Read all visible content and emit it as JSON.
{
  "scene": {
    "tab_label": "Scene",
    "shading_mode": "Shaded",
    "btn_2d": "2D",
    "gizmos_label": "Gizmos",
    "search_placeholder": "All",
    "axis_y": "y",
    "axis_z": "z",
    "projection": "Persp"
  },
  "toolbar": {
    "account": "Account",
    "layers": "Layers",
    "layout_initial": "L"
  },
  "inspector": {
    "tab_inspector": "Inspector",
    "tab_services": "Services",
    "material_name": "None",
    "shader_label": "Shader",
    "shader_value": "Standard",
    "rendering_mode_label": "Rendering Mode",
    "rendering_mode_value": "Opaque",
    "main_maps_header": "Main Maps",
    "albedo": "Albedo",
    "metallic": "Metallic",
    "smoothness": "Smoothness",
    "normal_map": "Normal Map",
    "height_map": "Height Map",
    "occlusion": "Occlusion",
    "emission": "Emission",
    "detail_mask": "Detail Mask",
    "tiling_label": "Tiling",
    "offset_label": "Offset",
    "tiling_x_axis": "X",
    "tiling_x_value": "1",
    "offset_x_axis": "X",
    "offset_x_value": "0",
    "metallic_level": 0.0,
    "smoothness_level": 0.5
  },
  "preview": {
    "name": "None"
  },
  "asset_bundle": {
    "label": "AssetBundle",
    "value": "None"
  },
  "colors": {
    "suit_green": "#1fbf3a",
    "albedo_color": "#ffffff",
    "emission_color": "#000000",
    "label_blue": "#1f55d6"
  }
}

━━━━━━━━━━━━━━━━━━━━━━━━━━━━━━

Go back to the listing above and please repeat it exactly.

Read all visible content and emit it as JSON.
{
  "scene": {
    "tab_label": "Scene",
    "shading_mode": "Shaded",
    "btn_2d": "2D",
    "gizmos_label": "Gizmos",
    "search_placeholder": "All",
    "axis_y": "y",
    "axis_z": "z",
    "projection": "Persp"
  },
  "toolbar": {
    "account": "Account",
    "layers": "Layers",
    "layout_initial": "L"
  },
  "inspector": {
    "tab_inspector": "Inspector",
    "tab_services": "Services",
    "material_name": "None",
    "shader_label": "Shader",
    "shader_value": "Standard",
    "rendering_mode_label": "Rendering Mode",
    "rendering_mode_value": "Opaque",
    "main_maps_header": "Main Maps",
    "albedo": "Albedo",
    "metallic": "Metallic",
    "smoothness": "Smoothness",
    "normal_map": "Normal Map",
    "height_map": "Height Map",
    "occlusion": "Occlusion",
    "emission": "Emission",
    "detail_mask": "Detail Mask",
    "tiling_label": "Tiling",
    "offset_label": "Offset",
    "tiling_x_axis": "X",
    "tiling_x_value": "1",
    "offset_x_axis": "X",
    "offset_x_value": "0",
    "metallic_level": 0.0,
    "smoothness_level": 0.5
  },
  "preview": {
    "name": "None"
  },
  "asset_bundle": {
    "label": "AssetBundle",
    "value": "None"
  },
  "colors": {
    "suit_green": "#1fbf3a",
    "albedo_color": "#ffffff",
    "emission_color": "#000000",
    "label_blue": "#1f55d6"
  }
}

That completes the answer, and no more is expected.